Dataset content:
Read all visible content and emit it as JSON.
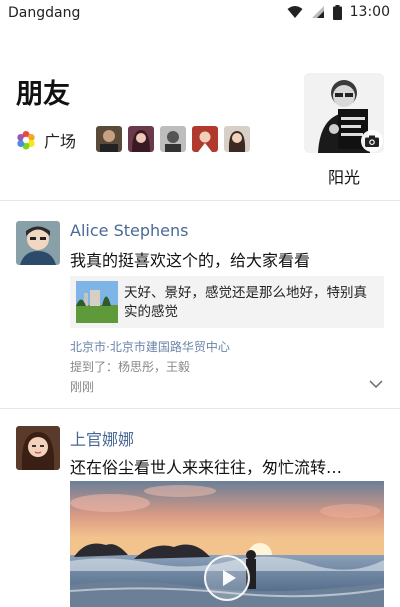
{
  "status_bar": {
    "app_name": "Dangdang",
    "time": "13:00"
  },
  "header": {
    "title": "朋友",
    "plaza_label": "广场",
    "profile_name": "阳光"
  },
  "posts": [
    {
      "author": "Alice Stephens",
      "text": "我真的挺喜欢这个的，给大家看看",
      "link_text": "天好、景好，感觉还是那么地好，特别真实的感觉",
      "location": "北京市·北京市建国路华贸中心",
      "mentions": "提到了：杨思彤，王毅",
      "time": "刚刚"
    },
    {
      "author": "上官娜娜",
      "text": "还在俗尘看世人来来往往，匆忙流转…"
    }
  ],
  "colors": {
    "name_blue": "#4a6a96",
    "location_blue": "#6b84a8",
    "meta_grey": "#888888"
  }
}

Problem requirements:
Copy the material exactly. Do not include the pictures.

Response below:
Read all visible content and emit it as JSON.
{
  "status_bar": {
    "app_name": "Dangdang",
    "time": "13:00"
  },
  "header": {
    "title": "朋友",
    "plaza_label": "广场",
    "profile_name": "阳光"
  },
  "posts": [
    {
      "author": "Alice Stephens",
      "text": "我真的挺喜欢这个的，给大家看看",
      "link_text": "天好、景好，感觉还是那么地好，特别真实的感觉",
      "location": "北京市·北京市建国路华贸中心",
      "mentions": "提到了：杨思彤，王毅",
      "time": "刚刚"
    },
    {
      "author": "上官娜娜",
      "text": "还在俗尘看世人来来往往，匆忙流转…"
    }
  ],
  "colors": {
    "name_blue": "#4a6a96",
    "location_blue": "#6b84a8",
    "meta_grey": "#888888"
  }
}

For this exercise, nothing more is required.